Text section:
Re: Aggregate functions on collections, collection functions and MAXWRITETIME

2022-12-06 Thread Jeremiah D Jordan
> 1. I think it is a mistake to offer a function MAX that operates over rows 
> containing collections, returning the collection with the most elements. This 
> is just a nonsensical operation to support IMO. We should decide as a 
> community whether we “fix” this aggregation, or remove it.

The current MAX function does not work this way afaik?  It returns the row with 
the column that has the highest value in clustering order sense, like if the 
collection was used as a clustering key.  While that also may have limited use, 
I don’t think it worth while to deprecate such use and all the headache that 
comes with doing so.

> 2. I think “collection_" prefixed methods are non-intuitive for discovery, 
> and all-else equal it would be better to use MAX,MIN, etc, same as for 
> aggregations.

If we actually wanted to move towards using the existing names with new 
meanings, then I think that would take us multiple major releases.  First 
deprecate existing use in current releases.  Then make it an error in the next 
major release X.  Then change the behavior in major release X+1.  Just 
switching the behavior without having a major where such queries error out 
would make a bunch of user queries start returning “wrong” data.

Task set:
**A)** Can you rewrite the paragraph beginning "If we actually wanted" in the reply on aggregate and collection functions as a short list, keeping its main facts?
**B)** Could you write the next part of the reply on aggregate and collection functions, starting after its final sentence?

Data provided:
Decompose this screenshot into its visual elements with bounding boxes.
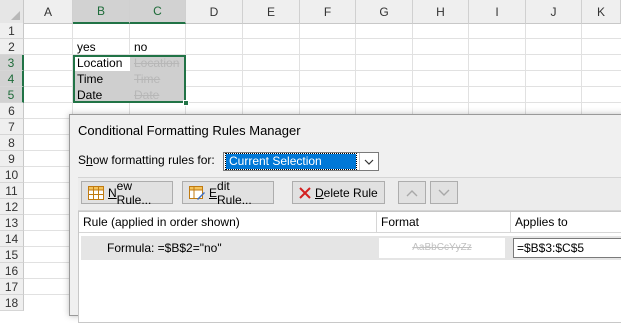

Responses:
**A)**
- Giving the existing names new meanings would take multiple major releases.
- First, deprecate the existing use in current releases.
- Next, make that use an error in the next major release, X.
- Then change the behavior in major release X+1.
- Switching the behavior without a major release where such queries error out would make many user queries start returning "wrong" data.

**B)**
Also I don’t think those functions being cross row aggregations for some column 
types, but within row collection operations for other types, is any more 
intuitive, and actually would be more confusing.  So I am -1 on using the same 
names.

> 3. I think it is peculiar to permit methods named collection_ to operate over 
> non-collection types when they are explicitly collection variants.

While I could see some point to this, I do not think it would be confusing for 
something named collection_XXX to treat a non-collection as a collection of 1.  
But maybe there is a better name for these function.  Rather than seeing them 
as collection variants, we should see them as variants that operate on the data 
in a single row, rather than aggregating across multiple rows.  But even with 
that perspective I don’t know what the best name would be.

> On Dec 6, 2022, at 7:30 AM, Benedict  wrote:
> 
> Thanks Andres, I think community input on direction here will be invaluable. 
> There’s a bunch of interrelated tickets, and my opinions are as follows:
> 
> 1. I think it is a mistake to offer a function MAX that operates over rows 
> containing collections, returning the collection with the most elements. This 
> is just a nonsensical operation to support IMO. We should decide as a 
> community whether we “fix” this aggregation, or remove it.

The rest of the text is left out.